** START Data for processing **

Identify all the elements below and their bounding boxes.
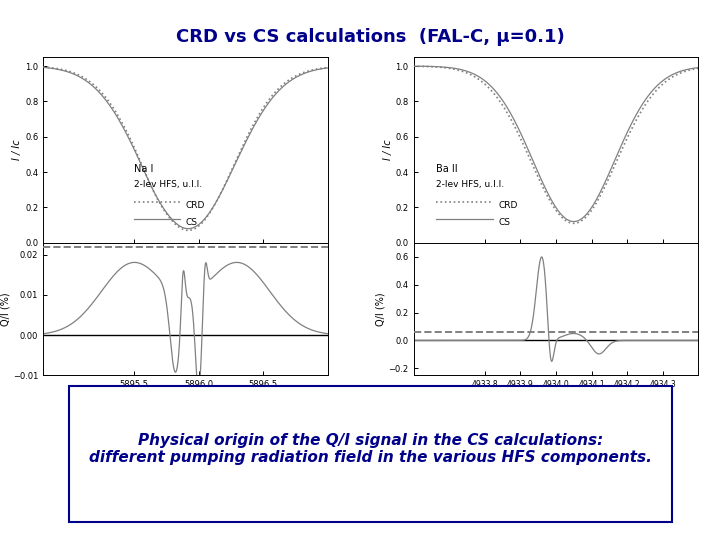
Y-axis label: I / Ic: I / Ic	[382, 140, 392, 160]
Text: Na I: Na I	[135, 164, 154, 174]
Text: Ba II: Ba II	[436, 164, 458, 174]
Text: CS: CS	[186, 218, 197, 227]
Y-axis label: Q/I (%): Q/I (%)	[376, 292, 386, 326]
Text: 2-lev HFS, u.l.l.: 2-lev HFS, u.l.l.	[436, 180, 505, 189]
Y-axis label: I / Ic: I / Ic	[12, 140, 22, 160]
Y-axis label: Q/I (%): Q/I (%)	[0, 292, 10, 326]
Text: CRD: CRD	[186, 201, 205, 210]
Text: CS: CS	[499, 218, 511, 227]
X-axis label: λ (Å): λ (Å)	[544, 390, 567, 402]
Text: CRD: CRD	[499, 201, 518, 210]
Text: Physical origin of the Q/I signal in the CS calculations:
different pumping radi: Physical origin of the Q/I signal in the…	[89, 433, 652, 465]
FancyBboxPatch shape	[69, 386, 672, 522]
Text: 2-lev HFS, u.l.l.: 2-lev HFS, u.l.l.	[135, 180, 202, 189]
X-axis label: λ (Å): λ (Å)	[174, 390, 197, 402]
Text: CRD vs CS calculations  (FAL-C, μ=0.1): CRD vs CS calculations (FAL-C, μ=0.1)	[176, 28, 565, 46]
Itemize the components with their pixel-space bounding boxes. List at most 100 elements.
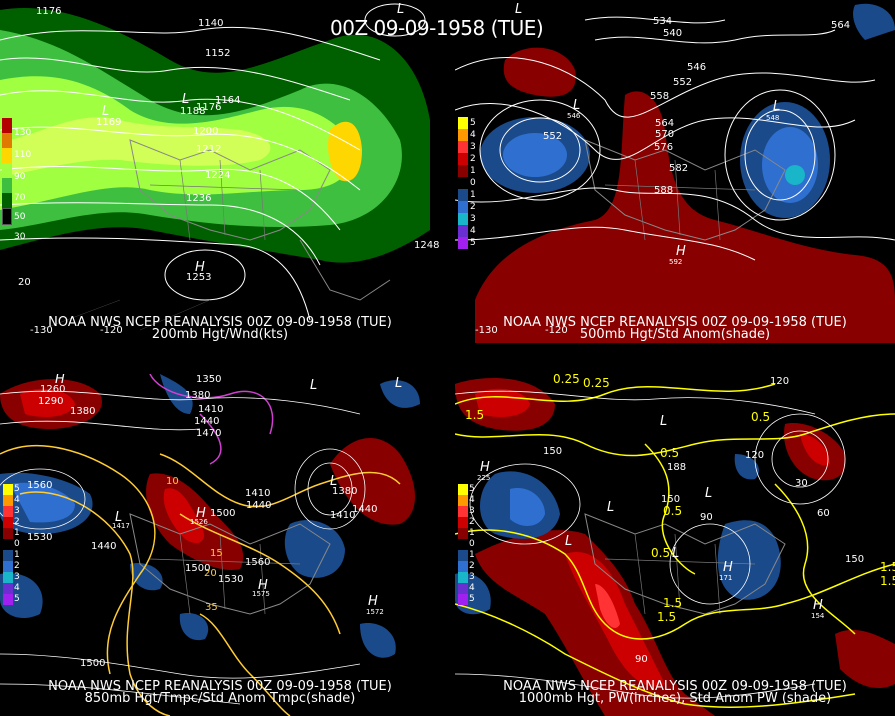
contour-label: 1410	[330, 510, 356, 521]
high-marker: H	[55, 374, 65, 387]
map-200mb	[0, 3, 430, 331]
contour-label: 548	[766, 114, 780, 122]
panel-200mb: 130 110 90 70 50 30 1176 1140 1152 1164 …	[0, 0, 440, 343]
contour-label: 1248	[414, 240, 440, 251]
contour-label: 1526	[190, 518, 208, 526]
isotherm-label: 35	[205, 602, 218, 613]
contour-label: 564	[655, 118, 675, 129]
high-marker: H	[258, 578, 268, 593]
pw-label: 0.5	[751, 410, 771, 424]
contour-label: 1380	[70, 406, 96, 417]
lon-label: -130	[475, 325, 498, 336]
legend-850mb-label: 3	[14, 572, 20, 582]
high-marker: H	[480, 460, 490, 475]
legend-200mb-label: 130	[14, 128, 32, 138]
legend-1000mb-label: 4	[469, 583, 475, 593]
contour-label: 1224	[205, 170, 231, 181]
contour-label: 576	[654, 142, 674, 153]
contour-label: 120	[745, 450, 765, 461]
legend-200mb-label: 70	[14, 193, 26, 203]
pw-label: 0.25	[583, 376, 610, 390]
map-1000mb	[455, 378, 895, 716]
high-marker: H	[813, 598, 823, 613]
low-marker: L	[397, 2, 405, 17]
isotherm-label: 10	[166, 476, 179, 487]
low-marker: L	[330, 474, 338, 489]
low-marker: L	[182, 92, 190, 107]
contour-label: 1290	[38, 396, 64, 407]
low-marker: L	[705, 486, 713, 501]
panel-1000mb: 5 4 3 2 1 0 1 2 3 4 5 0.25 0.25 1.5 0.5 …	[455, 374, 895, 716]
legend-850mb-label: 3	[14, 506, 20, 516]
contour-label: 1440	[352, 504, 378, 515]
contour-label: 90	[635, 654, 648, 665]
low-marker: L	[660, 414, 668, 429]
contour-label: 90	[700, 512, 713, 523]
contour-label: 570	[655, 129, 675, 140]
legend-1000mb-label: 0	[469, 539, 475, 549]
contour-label: 1350	[196, 374, 222, 385]
panel-850mb-caption-1: NOAA NWS NCEP REANALYSIS 00Z 09-09-1958 …	[48, 679, 392, 694]
panel-850mb-caption-2: 850mb Hgt/Tmpc/Std Anom Tmpc(shade)	[84, 691, 356, 706]
legend-850mb-label: 5	[14, 594, 20, 604]
legend-200mb-label: 110	[14, 150, 32, 160]
contour-label: 1440	[194, 416, 220, 427]
legend-500mb-label: 1	[470, 190, 476, 200]
legend-1000mb-label: 4	[469, 495, 475, 505]
contour-label: 1530	[27, 532, 53, 543]
contour-label: 60	[817, 508, 830, 519]
main-title: 00Z 09-09-1958 (TUE)	[330, 16, 544, 40]
low-marker: L	[102, 104, 110, 119]
high-marker: H	[723, 560, 733, 575]
contour-label: 154	[811, 612, 825, 620]
lat-label: 20	[18, 277, 31, 288]
contour-label: 1188	[180, 106, 206, 117]
contour-label: 1253	[186, 272, 212, 283]
pw-label: 1.5	[880, 574, 895, 588]
contour-label: 150	[661, 494, 681, 505]
contour-label: 1212	[196, 144, 222, 155]
map-500mb	[455, 3, 895, 343]
legend-1000mb-label: 1	[469, 550, 475, 560]
contour-label: 1200	[193, 126, 219, 137]
contour-label: 171	[719, 574, 733, 582]
legend-500mb	[458, 117, 468, 249]
legend-500mb-label: 0	[470, 178, 476, 188]
contour-label: 534	[653, 16, 673, 27]
legend-1000mb	[458, 484, 468, 605]
legend-1000mb-label: 1	[469, 528, 475, 538]
panel-1000mb-caption-2: 1000mb Hgt, PW(inches), Std Anom PW (sha…	[518, 691, 832, 706]
legend-850mb	[3, 484, 13, 605]
contour-label: 552	[673, 77, 693, 88]
contour-label: 1500	[80, 658, 106, 669]
contour-label: 150	[543, 446, 563, 457]
pw-label: 0.5	[651, 546, 671, 560]
contour-label: 1410	[245, 488, 271, 499]
legend-1000mb-label: 5	[469, 594, 475, 604]
contour-label: 1440	[91, 541, 117, 552]
panel-850mb: 5 4 3 2 1 0 1 2 3 4 5 1350 1380 1410 144…	[0, 374, 440, 716]
map-850mb	[0, 374, 420, 716]
contour-label: 1500	[185, 563, 211, 574]
legend-500mb-label: 1	[470, 166, 476, 176]
legend-1000mb-label: 5	[469, 484, 475, 494]
contour-label: 1440	[246, 500, 272, 511]
legend-500mb-label: 2	[470, 202, 476, 212]
contour-label: 120	[770, 376, 790, 387]
panel-200mb-caption-2: 200mb Hgt/Wnd(kts)	[151, 327, 289, 342]
contour-label: 225	[477, 474, 491, 482]
contour-label: 1152	[205, 48, 231, 59]
pw-label: 0.5	[660, 446, 680, 460]
panel-500mb-caption-2: 500mb Hgt/Std Anom(shade)	[579, 327, 771, 342]
low-marker: L	[773, 99, 781, 114]
legend-850mb-label: 0	[14, 539, 20, 549]
low-marker: L	[395, 376, 403, 391]
pw-label: 1.5	[465, 408, 485, 422]
contour-label: 1530	[218, 574, 244, 585]
contour-label: 546	[687, 62, 707, 73]
contour-label: 540	[663, 28, 683, 39]
contour-label: 1410	[198, 404, 224, 415]
contour-label: 1380	[332, 486, 358, 497]
legend-200mb-label: 30	[14, 232, 26, 242]
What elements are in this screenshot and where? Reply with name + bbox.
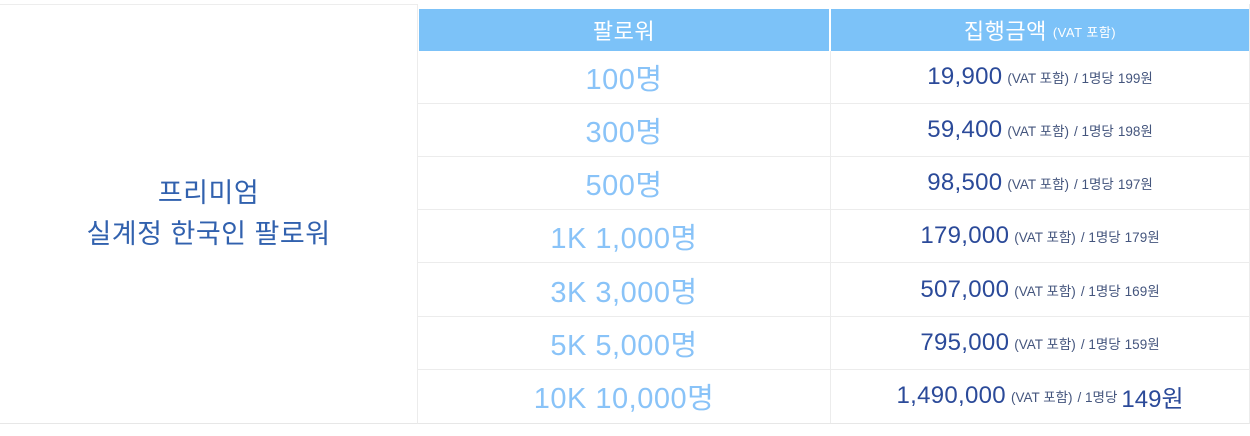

** END Data for processing **

▶ **Given exercise**
Copy out every line of the records above word for word, leaving out the pictures.

▶ **Problem solution**
Identify all the elements below and their bounding boxes.
Y-axis label: I / Ic: I / Ic	[382, 140, 392, 160]
Text: Na I: Na I	[135, 164, 154, 174]
Text: Ba II: Ba II	[436, 164, 458, 174]
Text: CS: CS	[186, 218, 197, 227]
Y-axis label: Q/I (%): Q/I (%)	[376, 292, 386, 326]
Text: 2-lev HFS, u.l.l.: 2-lev HFS, u.l.l.	[436, 180, 505, 189]
Y-axis label: I / Ic: I / Ic	[12, 140, 22, 160]
Y-axis label: Q/I (%): Q/I (%)	[0, 292, 10, 326]
Text: CRD: CRD	[186, 201, 205, 210]
Text: CS: CS	[499, 218, 511, 227]
X-axis label: λ (Å): λ (Å)	[544, 390, 567, 402]
Text: CRD: CRD	[499, 201, 518, 210]
Text: Physical origin of the Q/I signal in the CS calculations:
different pumping radi: Physical origin of the Q/I signal in the…	[89, 433, 652, 465]
FancyBboxPatch shape	[69, 386, 672, 522]
Text: 2-lev HFS, u.l.l.: 2-lev HFS, u.l.l.	[135, 180, 202, 189]
X-axis label: λ (Å): λ (Å)	[174, 390, 197, 402]
Text: CRD vs CS calculations  (FAL-C, μ=0.1): CRD vs CS calculations (FAL-C, μ=0.1)	[176, 28, 565, 46]
Itemize the components with their pixel-space bounding boxes. List at most 100 elements.
contour-label: 1410	[330, 510, 356, 521]
high-marker: H	[55, 374, 65, 387]
map-200mb	[0, 3, 430, 331]
contour-label: 548	[766, 114, 780, 122]
panel-200mb: 130 110 90 70 50 30 1176 1140 1152 1164 …	[0, 0, 440, 343]
contour-label: 1248	[414, 240, 440, 251]
contour-label: 1526	[190, 518, 208, 526]
isotherm-label: 35	[205, 602, 218, 613]
contour-label: 564	[655, 118, 675, 129]
high-marker: H	[258, 578, 268, 593]
pw-label: 0.5	[751, 410, 771, 424]
contour-label: 1380	[70, 406, 96, 417]
lon-label: -130	[475, 325, 498, 336]
legend-850mb-label: 3	[14, 572, 20, 582]
high-marker: H	[480, 460, 490, 475]
legend-200mb-label: 130	[14, 128, 32, 138]
legend-1000mb-label: 4	[469, 583, 475, 593]
contour-label: 1224	[205, 170, 231, 181]
contour-label: 576	[654, 142, 674, 153]
contour-label: 120	[745, 450, 765, 461]
legend-200mb-label: 70	[14, 193, 26, 203]
pw-label: 0.25	[583, 376, 610, 390]
map-1000mb	[455, 378, 895, 716]
high-marker: H	[813, 598, 823, 613]
low-marker: L	[397, 2, 405, 17]
isotherm-label: 10	[166, 476, 179, 487]
low-marker: L	[330, 474, 338, 489]
low-marker: L	[182, 92, 190, 107]
contour-label: 1290	[38, 396, 64, 407]
low-marker: L	[705, 486, 713, 501]
panel-1000mb: 5 4 3 2 1 0 1 2 3 4 5 0.25 0.25 1.5 0.5 …	[455, 374, 895, 716]
legend-850mb-label: 3	[14, 506, 20, 516]
contour-label: 1440	[352, 504, 378, 515]
contour-label: 90	[635, 654, 648, 665]
low-marker: L	[660, 414, 668, 429]
contour-label: 90	[700, 512, 713, 523]
contour-label: 570	[655, 129, 675, 140]
legend-1000mb-label: 0	[469, 539, 475, 549]
contour-label: 1350	[196, 374, 222, 385]
panel-850mb-caption-1: NOAA NWS NCEP REANALYSIS 00Z 09-09-1958 …	[48, 679, 392, 694]
panel-850mb-caption-2: 850mb Hgt/Tmpc/Std Anom Tmpc(shade)	[84, 691, 356, 706]
legend-850mb-label: 5	[14, 594, 20, 604]
legend-200mb-label: 110	[14, 150, 32, 160]
contour-label: 1440	[194, 416, 220, 427]
legend-500mb-label: 1	[470, 190, 476, 200]
legend-1000mb-label: 4	[469, 495, 475, 505]
contour-label: 1530	[27, 532, 53, 543]
contour-label: 60	[817, 508, 830, 519]
main-title: 00Z 09-09-1958 (TUE)	[330, 16, 544, 40]
low-marker: L	[102, 104, 110, 119]
high-marker: H	[723, 560, 733, 575]
contour-label: 154	[811, 612, 825, 620]
lat-label: 20	[18, 277, 31, 288]
contour-label: 1188	[180, 106, 206, 117]
contour-label: 1253	[186, 272, 212, 283]
pw-label: 1.5	[880, 574, 895, 588]
contour-label: 150	[661, 494, 681, 505]
contour-label: 1212	[196, 144, 222, 155]
map-500mb	[455, 3, 895, 343]
legend-1000mb-label: 1	[469, 550, 475, 560]
contour-label: 1200	[193, 126, 219, 137]
contour-label: 171	[719, 574, 733, 582]
legend-500mb	[458, 117, 468, 249]
legend-500mb-label: 0	[470, 178, 476, 188]
contour-label: 534	[653, 16, 673, 27]
legend-1000mb	[458, 484, 468, 605]
legend-1000mb-label: 1	[469, 528, 475, 538]
panel-1000mb-caption-2: 1000mb Hgt, PW(inches), Std Anom PW (sha…	[518, 691, 832, 706]
legend-850mb	[3, 484, 13, 605]
contour-label: 552	[673, 77, 693, 88]
contour-label: 1500	[80, 658, 106, 669]
contour-label: 150	[543, 446, 563, 457]
pw-label: 0.5	[651, 546, 671, 560]
contour-label: 1410	[245, 488, 271, 499]
legend-1000mb-label: 5	[469, 594, 475, 604]
contour-label: 1440	[91, 541, 117, 552]
panel-850mb: 5 4 3 2 1 0 1 2 3 4 5 1350 1380 1410 144…	[0, 374, 440, 716]
map-850mb	[0, 374, 420, 716]
contour-label: 1500	[185, 563, 211, 574]
legend-500mb-label: 1	[470, 166, 476, 176]
legend-1000mb-label: 5	[469, 484, 475, 494]
contour-label: 1440	[246, 500, 272, 511]
legend-500mb-label: 2	[470, 202, 476, 212]
contour-label: 120	[770, 376, 790, 387]
panel-200mb-caption-2: 200mb Hgt/Wnd(kts)	[151, 327, 289, 342]
contour-label: 225	[477, 474, 491, 482]
contour-label: 1152	[205, 48, 231, 59]
pw-label: 0.5	[660, 446, 680, 460]
panel-500mb-caption-2: 500mb Hgt/Std Anom(shade)	[579, 327, 771, 342]
low-marker: L	[773, 99, 781, 114]
legend-850mb-label: 0	[14, 539, 20, 549]
low-marker: L	[395, 376, 403, 391]
pw-label: 1.5	[465, 408, 485, 422]
contour-label: 1530	[218, 574, 244, 585]
contour-label: 546	[687, 62, 707, 73]
contour-label: 540	[663, 28, 683, 39]
contour-label: 1410	[198, 404, 224, 415]
contour-label: 1380	[332, 486, 358, 497]
legend-200mb-label: 30	[14, 232, 26, 242]
What elements are in this screenshot and where? Reply with name + bbox.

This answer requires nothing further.